Given data —
● ● ● ● ●

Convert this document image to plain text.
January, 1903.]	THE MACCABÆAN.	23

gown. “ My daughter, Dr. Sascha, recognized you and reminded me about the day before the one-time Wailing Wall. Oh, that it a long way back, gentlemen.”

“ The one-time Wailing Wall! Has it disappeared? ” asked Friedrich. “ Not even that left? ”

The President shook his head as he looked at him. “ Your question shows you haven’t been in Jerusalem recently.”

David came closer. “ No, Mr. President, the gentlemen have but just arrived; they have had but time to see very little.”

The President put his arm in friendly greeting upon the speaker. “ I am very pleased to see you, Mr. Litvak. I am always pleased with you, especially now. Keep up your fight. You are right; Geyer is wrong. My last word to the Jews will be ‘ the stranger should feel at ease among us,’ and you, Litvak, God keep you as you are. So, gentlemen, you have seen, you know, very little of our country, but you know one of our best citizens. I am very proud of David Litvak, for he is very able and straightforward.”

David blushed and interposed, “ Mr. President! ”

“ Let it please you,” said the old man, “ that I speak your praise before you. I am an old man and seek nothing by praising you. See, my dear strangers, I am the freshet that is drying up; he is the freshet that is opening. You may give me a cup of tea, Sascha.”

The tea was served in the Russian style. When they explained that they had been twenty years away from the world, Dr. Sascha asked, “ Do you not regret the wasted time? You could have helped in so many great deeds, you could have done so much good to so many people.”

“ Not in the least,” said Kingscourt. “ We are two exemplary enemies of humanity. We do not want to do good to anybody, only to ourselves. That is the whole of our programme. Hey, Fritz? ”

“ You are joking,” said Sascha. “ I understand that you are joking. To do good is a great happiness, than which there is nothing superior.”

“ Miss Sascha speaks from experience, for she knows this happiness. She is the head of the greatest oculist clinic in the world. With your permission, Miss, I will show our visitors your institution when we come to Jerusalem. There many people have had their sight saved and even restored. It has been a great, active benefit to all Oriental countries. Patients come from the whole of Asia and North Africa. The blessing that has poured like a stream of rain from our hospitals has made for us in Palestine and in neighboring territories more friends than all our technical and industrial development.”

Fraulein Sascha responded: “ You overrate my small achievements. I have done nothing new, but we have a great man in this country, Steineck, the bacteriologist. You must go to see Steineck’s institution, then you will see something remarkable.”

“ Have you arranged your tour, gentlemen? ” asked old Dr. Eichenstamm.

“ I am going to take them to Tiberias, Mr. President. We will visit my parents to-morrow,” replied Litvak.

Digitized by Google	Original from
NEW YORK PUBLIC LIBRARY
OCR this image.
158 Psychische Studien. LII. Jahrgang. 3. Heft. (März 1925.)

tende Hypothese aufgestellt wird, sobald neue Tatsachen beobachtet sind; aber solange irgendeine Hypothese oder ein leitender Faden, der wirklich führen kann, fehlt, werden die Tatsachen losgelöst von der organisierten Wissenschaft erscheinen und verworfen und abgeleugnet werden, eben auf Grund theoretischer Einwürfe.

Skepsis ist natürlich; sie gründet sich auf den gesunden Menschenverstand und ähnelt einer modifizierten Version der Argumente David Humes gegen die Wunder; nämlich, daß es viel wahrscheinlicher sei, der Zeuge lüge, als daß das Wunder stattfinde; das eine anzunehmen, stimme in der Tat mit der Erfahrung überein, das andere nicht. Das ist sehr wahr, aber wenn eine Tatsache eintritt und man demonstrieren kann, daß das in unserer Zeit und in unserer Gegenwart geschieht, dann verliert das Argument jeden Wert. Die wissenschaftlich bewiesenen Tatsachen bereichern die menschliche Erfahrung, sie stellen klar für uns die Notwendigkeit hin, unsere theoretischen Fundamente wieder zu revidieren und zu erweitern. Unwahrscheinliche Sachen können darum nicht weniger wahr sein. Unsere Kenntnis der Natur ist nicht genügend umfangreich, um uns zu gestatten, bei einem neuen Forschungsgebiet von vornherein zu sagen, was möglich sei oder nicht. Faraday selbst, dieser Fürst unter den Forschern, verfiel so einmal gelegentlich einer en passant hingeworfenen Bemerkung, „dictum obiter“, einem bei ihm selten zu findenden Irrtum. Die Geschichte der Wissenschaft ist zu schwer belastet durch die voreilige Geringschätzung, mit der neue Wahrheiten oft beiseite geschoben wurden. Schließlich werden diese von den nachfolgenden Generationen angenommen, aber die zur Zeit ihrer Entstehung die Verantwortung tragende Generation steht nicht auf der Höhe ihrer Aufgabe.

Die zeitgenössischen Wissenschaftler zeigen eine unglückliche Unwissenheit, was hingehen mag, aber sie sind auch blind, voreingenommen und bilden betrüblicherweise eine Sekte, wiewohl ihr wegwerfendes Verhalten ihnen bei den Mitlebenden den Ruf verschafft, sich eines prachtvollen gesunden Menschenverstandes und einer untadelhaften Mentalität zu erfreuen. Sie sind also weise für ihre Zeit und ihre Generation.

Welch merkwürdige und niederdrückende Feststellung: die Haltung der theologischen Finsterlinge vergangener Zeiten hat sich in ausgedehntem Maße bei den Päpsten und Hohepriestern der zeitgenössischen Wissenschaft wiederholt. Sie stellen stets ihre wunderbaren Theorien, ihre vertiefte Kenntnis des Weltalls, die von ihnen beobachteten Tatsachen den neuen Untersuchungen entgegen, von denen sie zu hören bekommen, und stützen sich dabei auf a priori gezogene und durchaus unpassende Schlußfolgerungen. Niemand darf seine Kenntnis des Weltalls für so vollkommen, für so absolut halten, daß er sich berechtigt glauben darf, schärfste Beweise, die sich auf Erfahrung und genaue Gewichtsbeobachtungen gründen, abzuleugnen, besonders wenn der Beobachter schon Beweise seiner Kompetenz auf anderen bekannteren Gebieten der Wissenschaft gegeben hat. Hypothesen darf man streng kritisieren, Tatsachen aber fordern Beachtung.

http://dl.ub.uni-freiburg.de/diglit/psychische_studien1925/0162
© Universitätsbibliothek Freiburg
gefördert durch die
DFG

● ● ● ● ●

Work required — For every line in the material above, note whether the word "President" appears, then state the number of lines where it does and nothing else.

Answer to this exercise — 5